** START **

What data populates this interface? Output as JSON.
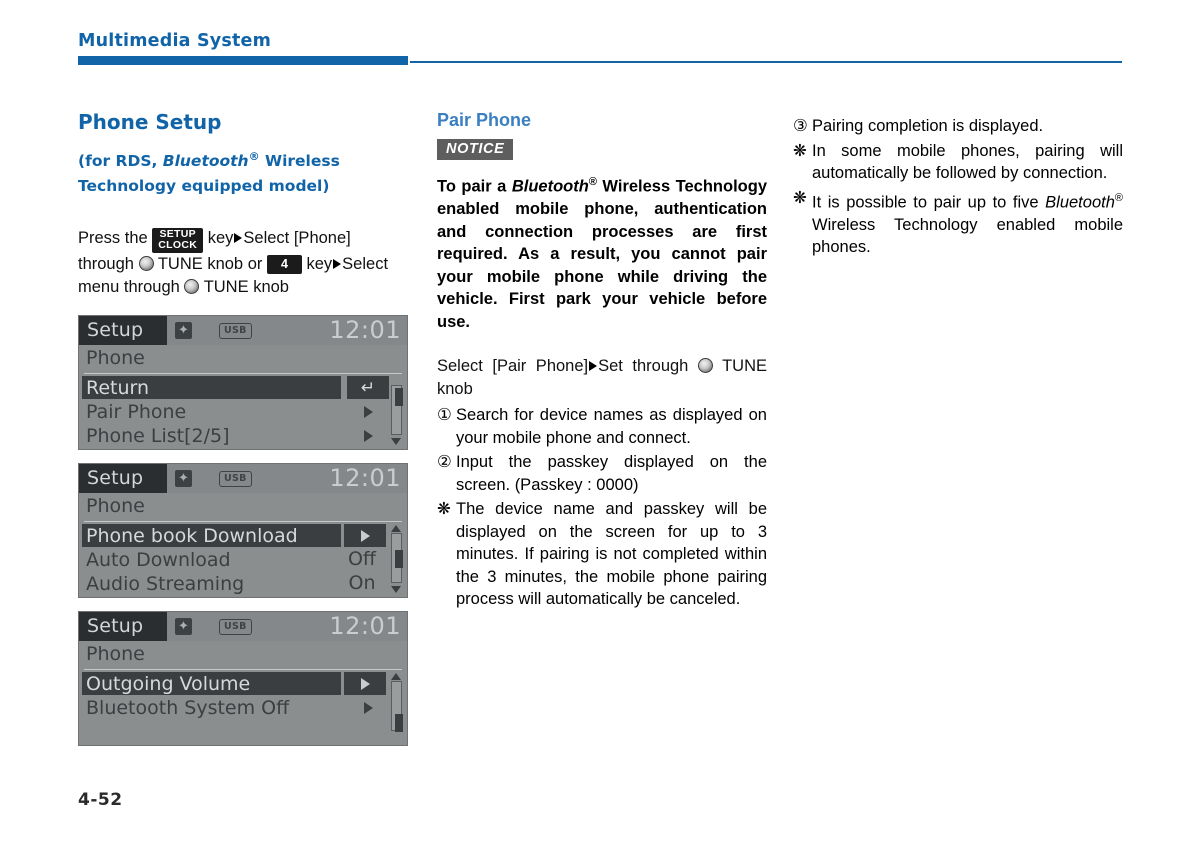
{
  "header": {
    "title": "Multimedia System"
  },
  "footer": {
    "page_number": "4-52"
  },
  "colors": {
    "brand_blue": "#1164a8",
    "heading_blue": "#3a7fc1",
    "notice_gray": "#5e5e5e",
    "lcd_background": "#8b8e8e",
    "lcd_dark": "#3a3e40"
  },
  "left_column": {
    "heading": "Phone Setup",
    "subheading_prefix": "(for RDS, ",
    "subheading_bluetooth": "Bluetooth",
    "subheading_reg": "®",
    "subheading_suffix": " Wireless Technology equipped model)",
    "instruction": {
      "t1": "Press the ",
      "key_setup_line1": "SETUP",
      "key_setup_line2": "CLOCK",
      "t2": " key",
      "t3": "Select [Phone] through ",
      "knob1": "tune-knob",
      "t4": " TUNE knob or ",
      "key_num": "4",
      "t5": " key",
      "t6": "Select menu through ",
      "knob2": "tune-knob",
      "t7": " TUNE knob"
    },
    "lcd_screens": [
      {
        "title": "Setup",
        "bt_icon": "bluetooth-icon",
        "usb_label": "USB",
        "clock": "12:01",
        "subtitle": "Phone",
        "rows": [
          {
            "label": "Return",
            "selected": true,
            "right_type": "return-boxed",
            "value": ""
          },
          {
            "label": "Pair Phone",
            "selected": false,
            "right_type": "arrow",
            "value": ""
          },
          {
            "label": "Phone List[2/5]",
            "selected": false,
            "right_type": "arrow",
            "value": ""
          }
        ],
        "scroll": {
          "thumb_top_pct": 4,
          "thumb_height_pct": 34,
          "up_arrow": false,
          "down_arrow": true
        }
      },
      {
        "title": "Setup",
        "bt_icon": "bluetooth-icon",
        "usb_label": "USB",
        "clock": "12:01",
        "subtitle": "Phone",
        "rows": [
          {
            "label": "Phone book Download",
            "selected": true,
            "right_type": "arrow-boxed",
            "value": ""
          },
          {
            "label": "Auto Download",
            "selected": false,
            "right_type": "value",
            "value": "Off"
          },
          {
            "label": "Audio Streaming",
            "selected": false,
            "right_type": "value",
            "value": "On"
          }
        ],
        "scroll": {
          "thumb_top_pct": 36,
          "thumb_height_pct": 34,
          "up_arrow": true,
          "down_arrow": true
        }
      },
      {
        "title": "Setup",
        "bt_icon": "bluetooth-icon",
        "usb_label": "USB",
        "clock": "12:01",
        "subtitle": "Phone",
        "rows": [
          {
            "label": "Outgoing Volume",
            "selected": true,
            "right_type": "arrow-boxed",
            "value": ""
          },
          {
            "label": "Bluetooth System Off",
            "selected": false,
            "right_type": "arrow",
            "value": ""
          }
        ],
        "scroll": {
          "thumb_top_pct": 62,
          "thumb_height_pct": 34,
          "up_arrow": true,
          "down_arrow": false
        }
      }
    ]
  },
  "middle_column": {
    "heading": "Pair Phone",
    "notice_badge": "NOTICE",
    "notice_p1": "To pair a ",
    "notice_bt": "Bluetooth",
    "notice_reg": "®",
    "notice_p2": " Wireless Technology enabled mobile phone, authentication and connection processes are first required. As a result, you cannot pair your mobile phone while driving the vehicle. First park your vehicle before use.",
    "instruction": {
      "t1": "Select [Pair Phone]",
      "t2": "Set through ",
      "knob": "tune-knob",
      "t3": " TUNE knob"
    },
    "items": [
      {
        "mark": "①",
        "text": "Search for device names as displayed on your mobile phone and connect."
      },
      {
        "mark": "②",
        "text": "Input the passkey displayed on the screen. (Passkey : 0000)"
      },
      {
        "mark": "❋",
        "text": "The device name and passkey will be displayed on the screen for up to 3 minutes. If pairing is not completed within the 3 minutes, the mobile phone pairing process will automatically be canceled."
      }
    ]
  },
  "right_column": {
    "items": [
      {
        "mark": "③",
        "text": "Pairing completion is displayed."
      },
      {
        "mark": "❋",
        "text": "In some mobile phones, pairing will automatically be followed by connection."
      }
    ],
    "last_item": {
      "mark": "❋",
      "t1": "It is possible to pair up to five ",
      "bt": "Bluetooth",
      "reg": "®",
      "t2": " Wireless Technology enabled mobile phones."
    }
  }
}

** END **

TASK STATEMENT ▸ Write out each entry exactly as given, but skip the pictures.

EXERCISE RESPONSE ▸
What data populates this interface? Output as JSON.
{
  "header": {
    "title": "Multimedia System"
  },
  "footer": {
    "page_number": "4-52"
  },
  "colors": {
    "brand_blue": "#1164a8",
    "heading_blue": "#3a7fc1",
    "notice_gray": "#5e5e5e",
    "lcd_background": "#8b8e8e",
    "lcd_dark": "#3a3e40"
  },
  "left_column": {
    "heading": "Phone Setup",
    "subheading_prefix": "(for RDS, ",
    "subheading_bluetooth": "Bluetooth",
    "subheading_reg": "®",
    "subheading_suffix": " Wireless Technology equipped model)",
    "instruction": {
      "t1": "Press the ",
      "key_setup_line1": "SETUP",
      "key_setup_line2": "CLOCK",
      "t2": " key",
      "t3": "Select [Phone] through ",
      "knob1": "tune-knob",
      "t4": " TUNE knob or ",
      "key_num": "4",
      "t5": " key",
      "t6": "Select menu through ",
      "knob2": "tune-knob",
      "t7": " TUNE knob"
    },
    "lcd_screens": [
      {
        "title": "Setup",
        "bt_icon": "bluetooth-icon",
        "usb_label": "USB",
        "clock": "12:01",
        "subtitle": "Phone",
        "rows": [
          {
            "label": "Return",
            "selected": true,
            "right_type": "return-boxed",
            "value": ""
          },
          {
            "label": "Pair Phone",
            "selected": false,
            "right_type": "arrow",
            "value": ""
          },
          {
            "label": "Phone List[2/5]",
            "selected": false,
            "right_type": "arrow",
            "value": ""
          }
        ],
        "scroll": {
          "thumb_top_pct": 4,
          "thumb_height_pct": 34,
          "up_arrow": false,
          "down_arrow": true
        }
      },
      {
        "title": "Setup",
        "bt_icon": "bluetooth-icon",
        "usb_label": "USB",
        "clock": "12:01",
        "subtitle": "Phone",
        "rows": [
          {
            "label": "Phone book Download",
            "selected": true,
            "right_type": "arrow-boxed",
            "value": ""
          },
          {
            "label": "Auto Download",
            "selected": false,
            "right_type": "value",
            "value": "Off"
          },
          {
            "label": "Audio Streaming",
            "selected": false,
            "right_type": "value",
            "value": "On"
          }
        ],
        "scroll": {
          "thumb_top_pct": 36,
          "thumb_height_pct": 34,
          "up_arrow": true,
          "down_arrow": true
        }
      },
      {
        "title": "Setup",
        "bt_icon": "bluetooth-icon",
        "usb_label": "USB",
        "clock": "12:01",
        "subtitle": "Phone",
        "rows": [
          {
            "label": "Outgoing Volume",
            "selected": true,
            "right_type": "arrow-boxed",
            "value": ""
          },
          {
            "label": "Bluetooth System Off",
            "selected": false,
            "right_type": "arrow",
            "value": ""
          }
        ],
        "scroll": {
          "thumb_top_pct": 62,
          "thumb_height_pct": 34,
          "up_arrow": true,
          "down_arrow": false
        }
      }
    ]
  },
  "middle_column": {
    "heading": "Pair Phone",
    "notice_badge": "NOTICE",
    "notice_p1": "To pair a ",
    "notice_bt": "Bluetooth",
    "notice_reg": "®",
    "notice_p2": " Wireless Technology enabled mobile phone, authentication and connection processes are first required. As a result, you cannot pair your mobile phone while driving the vehicle. First park your vehicle before use.",
    "instruction": {
      "t1": "Select [Pair Phone]",
      "t2": "Set through ",
      "knob": "tune-knob",
      "t3": " TUNE knob"
    },
    "items": [
      {
        "mark": "①",
        "text": "Search for device names as displayed on your mobile phone and connect."
      },
      {
        "mark": "②",
        "text": "Input the passkey displayed on the screen. (Passkey : 0000)"
      },
      {
        "mark": "❋",
        "text": "The device name and passkey will be displayed on the screen for up to 3 minutes. If pairing is not completed within the 3 minutes, the mobile phone pairing process will automatically be canceled."
      }
    ]
  },
  "right_column": {
    "items": [
      {
        "mark": "③",
        "text": "Pairing completion is displayed."
      },
      {
        "mark": "❋",
        "text": "In some mobile phones, pairing will automatically be followed by connection."
      }
    ],
    "last_item": {
      "mark": "❋",
      "t1": "It is possible to pair up to five ",
      "bt": "Bluetooth",
      "reg": "®",
      "t2": " Wireless Technology enabled mobile phones."
    }
  }
}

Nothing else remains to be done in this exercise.